::: DATA IN THIS EXERCISE :::

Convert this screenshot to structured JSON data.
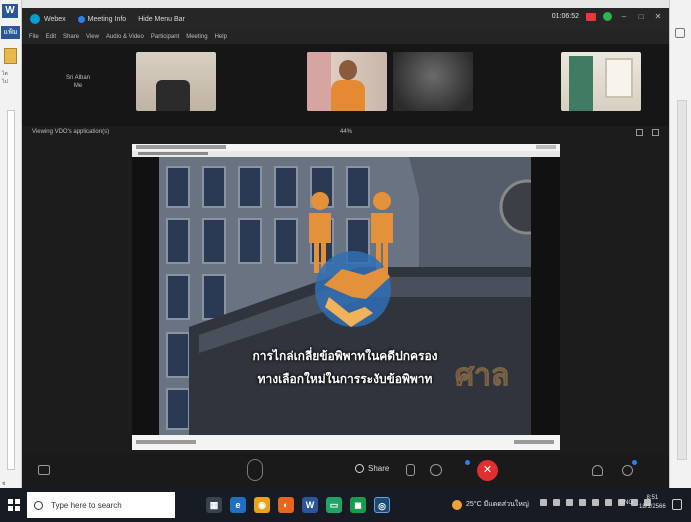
{
  "underlying_app": {
    "word_tile": "W",
    "file_tab": "แฟ้ม",
    "small_labels": [
      "ไต",
      "ไป",
      "ช่"
    ]
  },
  "titlebar": {
    "app_name": "Webex",
    "meeting_info": "Meeting Info",
    "hide_menu": "Hide Menu Bar",
    "timer": "01:06:52"
  },
  "menubar": {
    "items": [
      "File",
      "Edit",
      "Share",
      "View",
      "Audio & Video",
      "Participant",
      "Meeting",
      "Help"
    ]
  },
  "participants": {
    "name_label": "Sri Alban",
    "name_sub": "Me"
  },
  "viewbar": {
    "viewing": "Viewing VDO's application(s)",
    "zoom": "44%"
  },
  "slide": {
    "line1": "การไกล่เกลี่ยข้อพิพาทในคดีปกครอง",
    "line2": "ทางเลือกใหม่ในการระงับข้อพิพาท",
    "building_sign": "ศาล"
  },
  "controls": {
    "share_label": "Share",
    "end_icon": "✕"
  },
  "taskbar": {
    "search_placeholder": "Type here to search",
    "weather": "25°C มีแดดส่วนใหญ่",
    "lang": "ENG",
    "time": "8:51",
    "date": "18/1/2566"
  },
  "colors": {
    "end_call": "#e02f2f",
    "webex_bg": "#1c1c1c",
    "taskbar_bg": "#161b24",
    "accent_blue": "#2f80ed"
  }
}
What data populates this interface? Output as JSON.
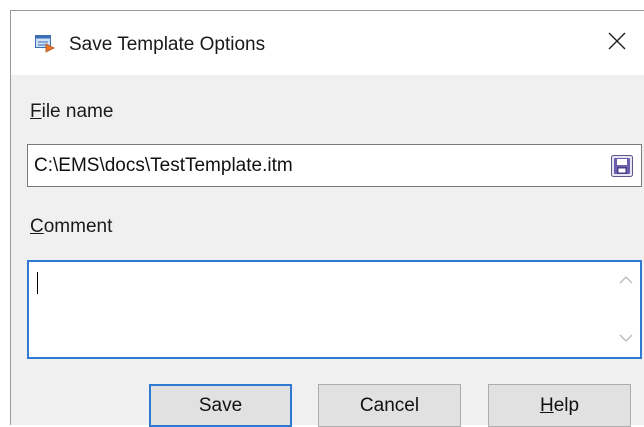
{
  "dialog": {
    "title": "Save Template Options",
    "close_glyph": "✕"
  },
  "file_name": {
    "label_first": "F",
    "label_rest": "ile name",
    "value": "C:\\EMS\\docs\\TestTemplate.itm",
    "browse_icon": "floppy-disk-icon"
  },
  "comment": {
    "label_first": "C",
    "label_rest": "omment",
    "value": ""
  },
  "buttons": {
    "save": "Save",
    "cancel": "Cancel",
    "help_first": "H",
    "help_rest": "elp"
  },
  "colors": {
    "focus_blue": "#2f7ad0",
    "dialog_bg": "#f0f0f0"
  }
}
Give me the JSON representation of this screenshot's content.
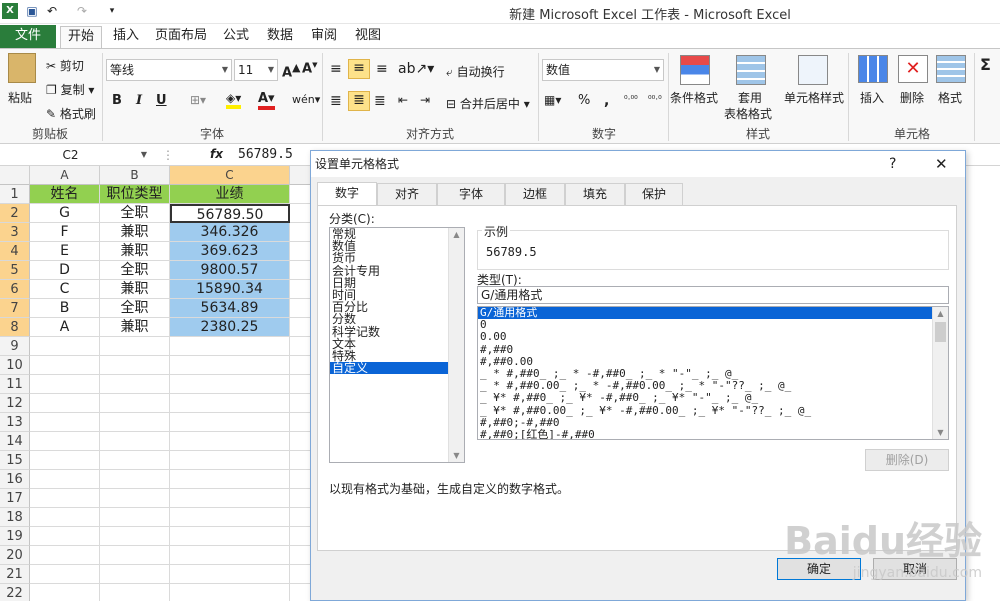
{
  "window": {
    "title": "新建 Microsoft Excel 工作表 - Microsoft Excel"
  },
  "ribbon_tabs": [
    "文件",
    "开始",
    "插入",
    "页面布局",
    "公式",
    "数据",
    "审阅",
    "视图"
  ],
  "clipboard": {
    "paste": "粘贴",
    "cut": "剪切",
    "copy": "复制",
    "format_painter": "格式刷",
    "label": "剪贴板"
  },
  "font": {
    "name": "等线",
    "size": "11",
    "label": "字体",
    "bold": "B",
    "italic": "I",
    "underline": "U"
  },
  "alignment": {
    "wrap": "自动换行",
    "merge": "合并后居中",
    "label": "对齐方式"
  },
  "number": {
    "format": "数值",
    "label": "数字",
    "percent": "%",
    "comma": ","
  },
  "styles": {
    "conditional": "条件格式",
    "table": "套用",
    "table2": "表格格式",
    "cell": "单元格样式",
    "label": "样式"
  },
  "cells": {
    "insert": "插入",
    "delete": "删除",
    "format": "格式",
    "label": "单元格"
  },
  "formula_bar": {
    "name_box": "C2",
    "fx": "fx",
    "value": "56789.5"
  },
  "sheet": {
    "columns": [
      "A",
      "B",
      "C"
    ],
    "rows": [
      {
        "num": "1",
        "cells": [
          "姓名",
          "职位类型",
          "业绩"
        ]
      },
      {
        "num": "2",
        "cells": [
          "G",
          "全职",
          "56789.50"
        ]
      },
      {
        "num": "3",
        "cells": [
          "F",
          "兼职",
          "346.326"
        ]
      },
      {
        "num": "4",
        "cells": [
          "E",
          "兼职",
          "369.623"
        ]
      },
      {
        "num": "5",
        "cells": [
          "D",
          "全职",
          "9800.57"
        ]
      },
      {
        "num": "6",
        "cells": [
          "C",
          "兼职",
          "15890.34"
        ]
      },
      {
        "num": "7",
        "cells": [
          "B",
          "全职",
          "5634.89"
        ]
      },
      {
        "num": "8",
        "cells": [
          "A",
          "兼职",
          "2380.25"
        ]
      }
    ],
    "empty_rows": [
      "9",
      "10",
      "11",
      "12",
      "13",
      "14",
      "15",
      "16",
      "17",
      "18",
      "19",
      "20",
      "21",
      "22"
    ]
  },
  "dialog": {
    "title": "设置单元格格式",
    "help": "?",
    "close": "✕",
    "tabs": [
      "数字",
      "对齐",
      "字体",
      "边框",
      "填充",
      "保护"
    ],
    "category_label": "分类(C):",
    "categories": [
      "常规",
      "数值",
      "货币",
      "会计专用",
      "日期",
      "时间",
      "百分比",
      "分数",
      "科学记数",
      "文本",
      "特殊",
      "自定义"
    ],
    "sample_label": "示例",
    "sample_value": "56789.5",
    "type_label": "类型(T):",
    "type_value": "G/通用格式",
    "types": [
      "G/通用格式",
      "0",
      "0.00",
      "#,##0",
      "#,##0.00",
      "_ * #,##0_ ;_ * -#,##0_ ;_ * \"-\"_ ;_ @_",
      "_ * #,##0.00_ ;_ * -#,##0.00_ ;_ * \"-\"??_ ;_ @_",
      "_ ¥* #,##0_ ;_ ¥* -#,##0_ ;_ ¥* \"-\"_ ;_ @_",
      "_ ¥* #,##0.00_ ;_ ¥* -#,##0.00_ ;_ ¥* \"-\"??_ ;_ @_",
      "#,##0;-#,##0",
      "#,##0;[红色]-#,##0"
    ],
    "delete_button": "删除(D)",
    "description": "以现有格式为基础，生成自定义的数字格式。",
    "ok_button": "确定",
    "cancel_button": "取消"
  },
  "watermark": "Baidu经验",
  "watermark_url": "jingyan.baidu.com"
}
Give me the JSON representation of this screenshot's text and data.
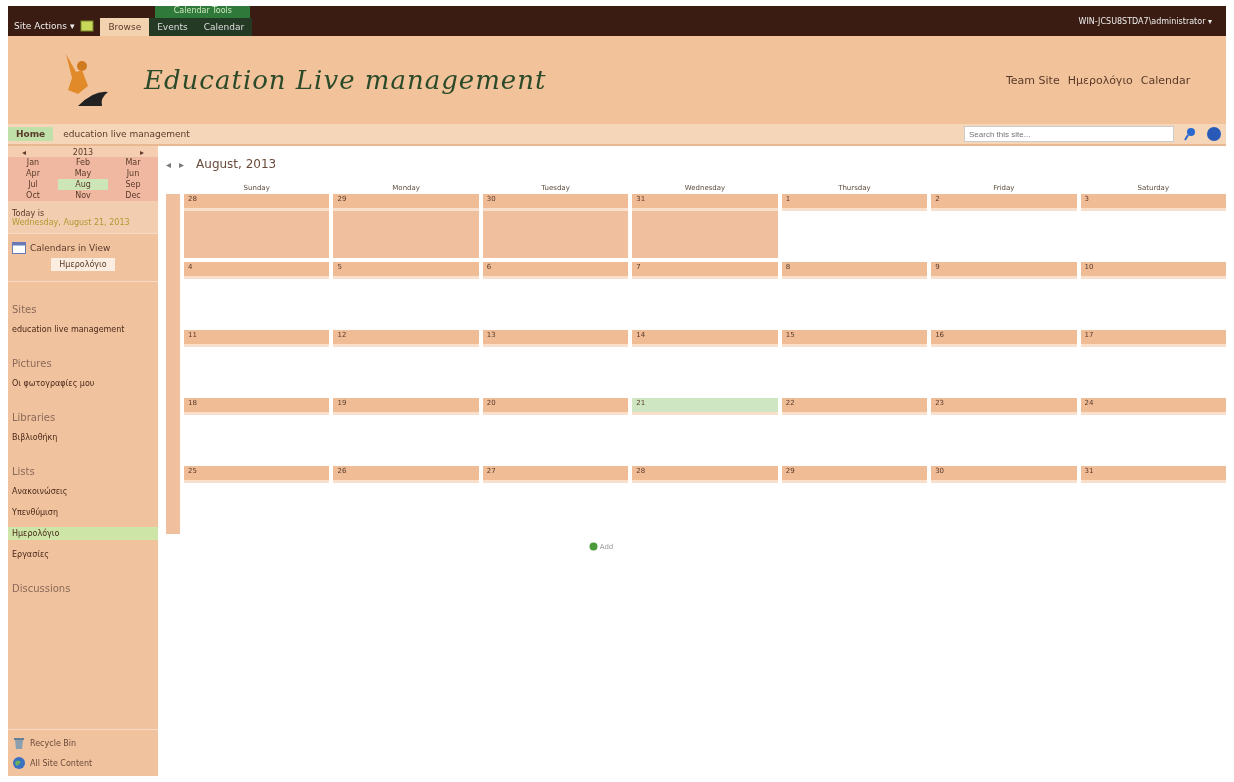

:::

Reproduce the entries above without change, omitting all pictures.

Convert this screenshot to structured JSON data.
{
  "underlying_app": {
    "word_tile": "W",
    "file_tab": "แฟ้ม",
    "small_labels": [
      "ไต",
      "ไป",
      "ช่"
    ]
  },
  "titlebar": {
    "app_name": "Webex",
    "meeting_info": "Meeting Info",
    "hide_menu": "Hide Menu Bar",
    "timer": "01:06:52"
  },
  "menubar": {
    "items": [
      "File",
      "Edit",
      "Share",
      "View",
      "Audio & Video",
      "Participant",
      "Meeting",
      "Help"
    ]
  },
  "participants": {
    "name_label": "Sri Alban",
    "name_sub": "Me"
  },
  "viewbar": {
    "viewing": "Viewing VDO's application(s)",
    "zoom": "44%"
  },
  "slide": {
    "line1": "การไกล่เกลี่ยข้อพิพาทในคดีปกครอง",
    "line2": "ทางเลือกใหม่ในการระงับข้อพิพาท",
    "building_sign": "ศาล"
  },
  "controls": {
    "share_label": "Share",
    "end_icon": "✕"
  },
  "taskbar": {
    "search_placeholder": "Type here to search",
    "weather": "25°C มีแดดส่วนใหญ่",
    "lang": "ENG",
    "time": "8:51",
    "date": "18/1/2566"
  },
  "colors": {
    "end_call": "#e02f2f",
    "webex_bg": "#1c1c1c",
    "taskbar_bg": "#161b24",
    "accent_blue": "#2f80ed"
  }
}
What data populates this interface? Output as JSON.
{
  "dialog": {
    "title": "Save Template Options",
    "close_glyph": "✕"
  },
  "file_name": {
    "label_first": "F",
    "label_rest": "ile name",
    "value": "C:\\EMS\\docs\\TestTemplate.itm",
    "browse_icon": "floppy-disk-icon"
  },
  "comment": {
    "label_first": "C",
    "label_rest": "omment",
    "value": ""
  },
  "buttons": {
    "save": "Save",
    "cancel": "Cancel",
    "help_first": "H",
    "help_rest": "elp"
  },
  "colors": {
    "focus_blue": "#2f7ad0",
    "dialog_bg": "#f0f0f0"
  }
}
Give me the JSON representation of this screenshot's content.
{
  "window": {
    "title": "新建 Microsoft Excel 工作表 - Microsoft Excel"
  },
  "ribbon_tabs": [
    "文件",
    "开始",
    "插入",
    "页面布局",
    "公式",
    "数据",
    "审阅",
    "视图"
  ],
  "clipboard": {
    "paste": "粘贴",
    "cut": "剪切",
    "copy": "复制",
    "format_painter": "格式刷",
    "label": "剪贴板"
  },
  "font": {
    "name": "等线",
    "size": "11",
    "label": "字体",
    "bold": "B",
    "italic": "I",
    "underline": "U"
  },
  "alignment": {
    "wrap": "自动换行",
    "merge": "合并后居中",
    "label": "对齐方式"
  },
  "number": {
    "format": "数值",
    "label": "数字",
    "percent": "%",
    "comma": ","
  },
  "styles": {
    "conditional": "条件格式",
    "table": "套用",
    "table2": "表格格式",
    "cell": "单元格样式",
    "label": "样式"
  },
  "cells": {
    "insert": "插入",
    "delete": "删除",
    "format": "格式",
    "label": "单元格"
  },
  "formula_bar": {
    "name_box": "C2",
    "fx": "fx",
    "value": "56789.5"
  },
  "sheet": {
    "columns": [
      "A",
      "B",
      "C"
    ],
    "rows": [
      {
        "num": "1",
        "cells": [
          "姓名",
          "职位类型",
          "业绩"
        ]
      },
      {
        "num": "2",
        "cells": [
          "G",
          "全职",
          "56789.50"
        ]
      },
      {
        "num": "3",
        "cells": [
          "F",
          "兼职",
          "346.326"
        ]
      },
      {
        "num": "4",
        "cells": [
          "E",
          "兼职",
          "369.623"
        ]
      },
      {
        "num": "5",
        "cells": [
          "D",
          "全职",
          "9800.57"
        ]
      },
      {
        "num": "6",
        "cells": [
          "C",
          "兼职",
          "15890.34"
        ]
      },
      {
        "num": "7",
        "cells": [
          "B",
          "全职",
          "5634.89"
        ]
      },
      {
        "num": "8",
        "cells": [
          "A",
          "兼职",
          "2380.25"
        ]
      }
    ],
    "empty_rows": [
      "9",
      "10",
      "11",
      "12",
      "13",
      "14",
      "15",
      "16",
      "17",
      "18",
      "19",
      "20",
      "21",
      "22"
    ]
  },
  "dialog": {
    "title": "设置单元格格式",
    "help": "?",
    "close": "✕",
    "tabs": [
      "数字",
      "对齐",
      "字体",
      "边框",
      "填充",
      "保护"
    ],
    "category_label": "分类(C):",
    "categories": [
      "常规",
      "数值",
      "货币",
      "会计专用",
      "日期",
      "时间",
      "百分比",
      "分数",
      "科学记数",
      "文本",
      "特殊",
      "自定义"
    ],
    "sample_label": "示例",
    "sample_value": "56789.5",
    "type_label": "类型(T):",
    "type_value": "G/通用格式",
    "types": [
      "G/通用格式",
      "0",
      "0.00",
      "#,##0",
      "#,##0.00",
      "_ * #,##0_ ;_ * -#,##0_ ;_ * \"-\"_ ;_ @_",
      "_ * #,##0.00_ ;_ * -#,##0.00_ ;_ * \"-\"??_ ;_ @_",
      "_ ¥* #,##0_ ;_ ¥* -#,##0_ ;_ ¥* \"-\"_ ;_ @_",
      "_ ¥* #,##0.00_ ;_ ¥* -#,##0.00_ ;_ ¥* \"-\"??_ ;_ @_",
      "#,##0;-#,##0",
      "#,##0;[红色]-#,##0"
    ],
    "delete_button": "删除(D)",
    "description": "以现有格式为基础，生成自定义的数字格式。",
    "ok_button": "确定",
    "cancel_button": "取消"
  },
  "watermark": "Baidu经验",
  "watermark_url": "jingyan.baidu.com"
}
Give me the JSON representation of this screenshot's text and data.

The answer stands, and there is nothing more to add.